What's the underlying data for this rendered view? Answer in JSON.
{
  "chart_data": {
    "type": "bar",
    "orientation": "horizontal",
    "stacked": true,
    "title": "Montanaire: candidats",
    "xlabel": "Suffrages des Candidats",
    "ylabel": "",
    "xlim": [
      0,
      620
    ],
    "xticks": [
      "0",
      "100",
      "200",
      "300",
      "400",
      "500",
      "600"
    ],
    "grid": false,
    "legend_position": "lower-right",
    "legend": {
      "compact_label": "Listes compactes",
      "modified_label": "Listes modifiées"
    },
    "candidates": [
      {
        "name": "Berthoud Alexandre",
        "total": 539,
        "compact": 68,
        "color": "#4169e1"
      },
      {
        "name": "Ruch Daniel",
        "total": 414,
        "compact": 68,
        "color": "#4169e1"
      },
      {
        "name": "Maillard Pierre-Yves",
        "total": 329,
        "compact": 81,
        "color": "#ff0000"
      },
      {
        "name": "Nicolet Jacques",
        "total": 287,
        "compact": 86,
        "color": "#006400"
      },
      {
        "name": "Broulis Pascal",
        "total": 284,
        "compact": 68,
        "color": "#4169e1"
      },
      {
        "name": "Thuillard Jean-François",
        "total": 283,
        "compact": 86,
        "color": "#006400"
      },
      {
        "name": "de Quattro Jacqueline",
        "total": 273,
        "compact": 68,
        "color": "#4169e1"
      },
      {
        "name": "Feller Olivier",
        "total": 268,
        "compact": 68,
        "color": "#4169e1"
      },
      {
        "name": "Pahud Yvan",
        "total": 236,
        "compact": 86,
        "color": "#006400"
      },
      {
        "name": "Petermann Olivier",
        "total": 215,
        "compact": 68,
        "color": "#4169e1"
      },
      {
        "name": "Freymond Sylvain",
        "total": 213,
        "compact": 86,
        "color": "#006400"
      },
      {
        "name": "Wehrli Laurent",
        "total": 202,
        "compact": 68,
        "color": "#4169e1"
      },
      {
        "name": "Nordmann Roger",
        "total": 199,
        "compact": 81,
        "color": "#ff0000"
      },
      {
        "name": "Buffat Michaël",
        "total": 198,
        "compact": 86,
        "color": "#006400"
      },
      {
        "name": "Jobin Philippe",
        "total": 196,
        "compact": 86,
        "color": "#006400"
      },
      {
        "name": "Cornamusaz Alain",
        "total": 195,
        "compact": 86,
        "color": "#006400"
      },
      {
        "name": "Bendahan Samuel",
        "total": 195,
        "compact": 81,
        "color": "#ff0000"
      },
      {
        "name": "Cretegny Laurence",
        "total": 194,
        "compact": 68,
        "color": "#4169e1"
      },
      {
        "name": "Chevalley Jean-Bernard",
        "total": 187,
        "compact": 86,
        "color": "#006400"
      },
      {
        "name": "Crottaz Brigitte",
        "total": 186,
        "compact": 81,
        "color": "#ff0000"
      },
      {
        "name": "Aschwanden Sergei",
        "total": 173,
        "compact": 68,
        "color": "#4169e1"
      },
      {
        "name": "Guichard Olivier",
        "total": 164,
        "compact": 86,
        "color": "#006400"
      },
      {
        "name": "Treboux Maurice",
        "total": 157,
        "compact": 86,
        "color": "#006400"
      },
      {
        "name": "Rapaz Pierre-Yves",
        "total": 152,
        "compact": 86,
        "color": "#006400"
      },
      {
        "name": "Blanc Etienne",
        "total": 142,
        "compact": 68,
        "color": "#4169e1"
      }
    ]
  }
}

Description of the task: Reproduce the material in full, with no word added or dropped.

The completed task:
What's the underlying data for this rendered view? Answer in JSON.
{
  "chart_data": {
    "type": "bar",
    "orientation": "horizontal",
    "stacked": true,
    "title": "Montanaire: candidats",
    "xlabel": "Suffrages des Candidats",
    "ylabel": "",
    "xlim": [
      0,
      620
    ],
    "xticks": [
      "0",
      "100",
      "200",
      "300",
      "400",
      "500",
      "600"
    ],
    "grid": false,
    "legend_position": "lower-right",
    "legend": {
      "compact_label": "Listes compactes",
      "modified_label": "Listes modifiées"
    },
    "candidates": [
      {
        "name": "Berthoud Alexandre",
        "total": 539,
        "compact": 68,
        "color": "#4169e1"
      },
      {
        "name": "Ruch Daniel",
        "total": 414,
        "compact": 68,
        "color": "#4169e1"
      },
      {
        "name": "Maillard Pierre-Yves",
        "total": 329,
        "compact": 81,
        "color": "#ff0000"
      },
      {
        "name": "Nicolet Jacques",
        "total": 287,
        "compact": 86,
        "color": "#006400"
      },
      {
        "name": "Broulis Pascal",
        "total": 284,
        "compact": 68,
        "color": "#4169e1"
      },
      {
        "name": "Thuillard Jean-François",
        "total": 283,
        "compact": 86,
        "color": "#006400"
      },
      {
        "name": "de Quattro Jacqueline",
        "total": 273,
        "compact": 68,
        "color": "#4169e1"
      },
      {
        "name": "Feller Olivier",
        "total": 268,
        "compact": 68,
        "color": "#4169e1"
      },
      {
        "name": "Pahud Yvan",
        "total": 236,
        "compact": 86,
        "color": "#006400"
      },
      {
        "name": "Petermann Olivier",
        "total": 215,
        "compact": 68,
        "color": "#4169e1"
      },
      {
        "name": "Freymond Sylvain",
        "total": 213,
        "compact": 86,
        "color": "#006400"
      },
      {
        "name": "Wehrli Laurent",
        "total": 202,
        "compact": 68,
        "color": "#4169e1"
      },
      {
        "name": "Nordmann Roger",
        "total": 199,
        "compact": 81,
        "color": "#ff0000"
      },
      {
        "name": "Buffat Michaël",
        "total": 198,
        "compact": 86,
        "color": "#006400"
      },
      {
        "name": "Jobin Philippe",
        "total": 196,
        "compact": 86,
        "color": "#006400"
      },
      {
        "name": "Cornamusaz Alain",
        "total": 195,
        "compact": 86,
        "color": "#006400"
      },
      {
        "name": "Bendahan Samuel",
        "total": 195,
        "compact": 81,
        "color": "#ff0000"
      },
      {
        "name": "Cretegny Laurence",
        "total": 194,
        "compact": 68,
        "color": "#4169e1"
      },
      {
        "name": "Chevalley Jean-Bernard",
        "total": 187,
        "compact": 86,
        "color": "#006400"
      },
      {
        "name": "Crottaz Brigitte",
        "total": 186,
        "compact": 81,
        "color": "#ff0000"
      },
      {
        "name": "Aschwanden Sergei",
        "total": 173,
        "compact": 68,
        "color": "#4169e1"
      },
      {
        "name": "Guichard Olivier",
        "total": 164,
        "compact": 86,
        "color": "#006400"
      },
      {
        "name": "Treboux Maurice",
        "total": 157,
        "compact": 86,
        "color": "#006400"
      },
      {
        "name": "Rapaz Pierre-Yves",
        "total": 152,
        "compact": 86,
        "color": "#006400"
      },
      {
        "name": "Blanc Etienne",
        "total": 142,
        "compact": 68,
        "color": "#4169e1"
      }
    ]
  }
}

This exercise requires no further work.